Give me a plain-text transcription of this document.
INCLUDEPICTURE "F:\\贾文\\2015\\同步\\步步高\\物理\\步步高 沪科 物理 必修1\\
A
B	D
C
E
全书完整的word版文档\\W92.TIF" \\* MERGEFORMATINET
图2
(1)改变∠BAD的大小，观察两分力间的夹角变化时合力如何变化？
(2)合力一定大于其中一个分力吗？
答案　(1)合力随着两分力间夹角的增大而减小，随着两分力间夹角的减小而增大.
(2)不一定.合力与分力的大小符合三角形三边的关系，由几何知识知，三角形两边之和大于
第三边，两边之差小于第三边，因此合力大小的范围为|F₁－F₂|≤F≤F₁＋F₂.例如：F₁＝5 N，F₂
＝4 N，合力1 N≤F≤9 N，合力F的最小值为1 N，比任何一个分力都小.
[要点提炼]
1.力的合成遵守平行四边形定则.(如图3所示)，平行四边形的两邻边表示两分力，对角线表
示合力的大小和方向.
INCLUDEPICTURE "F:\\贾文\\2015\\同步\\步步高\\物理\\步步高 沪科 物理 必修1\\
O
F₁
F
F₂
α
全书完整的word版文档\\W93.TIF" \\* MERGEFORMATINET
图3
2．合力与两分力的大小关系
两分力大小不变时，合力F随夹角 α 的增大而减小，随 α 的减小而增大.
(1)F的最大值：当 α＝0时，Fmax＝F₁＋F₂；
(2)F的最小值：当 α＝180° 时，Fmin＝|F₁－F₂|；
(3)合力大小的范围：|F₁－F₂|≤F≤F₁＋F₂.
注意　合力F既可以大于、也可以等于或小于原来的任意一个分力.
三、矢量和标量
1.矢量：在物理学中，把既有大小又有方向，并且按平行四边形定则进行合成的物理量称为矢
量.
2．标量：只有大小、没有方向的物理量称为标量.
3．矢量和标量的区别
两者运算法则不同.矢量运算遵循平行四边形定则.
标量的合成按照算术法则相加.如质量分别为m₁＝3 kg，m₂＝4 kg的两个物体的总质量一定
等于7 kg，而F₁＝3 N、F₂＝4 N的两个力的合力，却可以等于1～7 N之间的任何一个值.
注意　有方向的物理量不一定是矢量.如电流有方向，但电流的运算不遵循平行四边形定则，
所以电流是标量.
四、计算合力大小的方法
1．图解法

----

### Given exercise
Copy out the full material exactly as it appears.

### Result of this exercise
Give me a plain-text transcription of this document.
INCLUDEPICTURE "F:\\贾文\\2015\\同步\\步步高\\物理\\步步高 沪科 物理 必修1\\
A
B	D
C
E
全书完整的word版文档\\W92.TIF" \\* MERGEFORMATINET
图2
(1)改变∠BAD的大小，观察两分力间的夹角变化时合力如何变化？
(2)合力一定大于其中一个分力吗？
答案　(1)合力随着两分力间夹角的增大而减小，随着两分力间夹角的减小而增大.
(2)不一定.合力与分力的大小符合三角形三边的关系，由几何知识知，三角形两边之和大于
第三边，两边之差小于第三边，因此合力大小的范围为|F₁－F₂|≤F≤F₁＋F₂.例如：F₁＝5 N，F₂
＝4 N，合力1 N≤F≤9 N，合力F的最小值为1 N，比任何一个分力都小.
[要点提炼]
1.力的合成遵守平行四边形定则.(如图3所示)，平行四边形的两邻边表示两分力，对角线表
示合力的大小和方向.
INCLUDEPICTURE "F:\\贾文\\2015\\同步\\步步高\\物理\\步步高 沪科 物理 必修1\\
O
F₁
F
F₂
α
全书完整的word版文档\\W93.TIF" \\* MERGEFORMATINET
图3
2．合力与两分力的大小关系
两分力大小不变时，合力F随夹角 α 的增大而减小，随 α 的减小而增大.
(1)F的最大值：当 α＝0时，Fmax＝F₁＋F₂；
(2)F的最小值：当 α＝180° 时，Fmin＝|F₁－F₂|；
(3)合力大小的范围：|F₁－F₂|≤F≤F₁＋F₂.
注意　合力F既可以大于、也可以等于或小于原来的任意一个分力.
三、矢量和标量
1.矢量：在物理学中，把既有大小又有方向，并且按平行四边形定则进行合成的物理量称为矢
量.
2．标量：只有大小、没有方向的物理量称为标量.
3．矢量和标量的区别
两者运算法则不同.矢量运算遵循平行四边形定则.
标量的合成按照算术法则相加.如质量分别为m₁＝3 kg，m₂＝4 kg的两个物体的总质量一定
等于7 kg，而F₁＝3 N、F₂＝4 N的两个力的合力，却可以等于1～7 N之间的任何一个值.
注意　有方向的物理量不一定是矢量.如电流有方向，但电流的运算不遵循平行四边形定则，
所以电流是标量.
四、计算合力大小的方法
1．图解法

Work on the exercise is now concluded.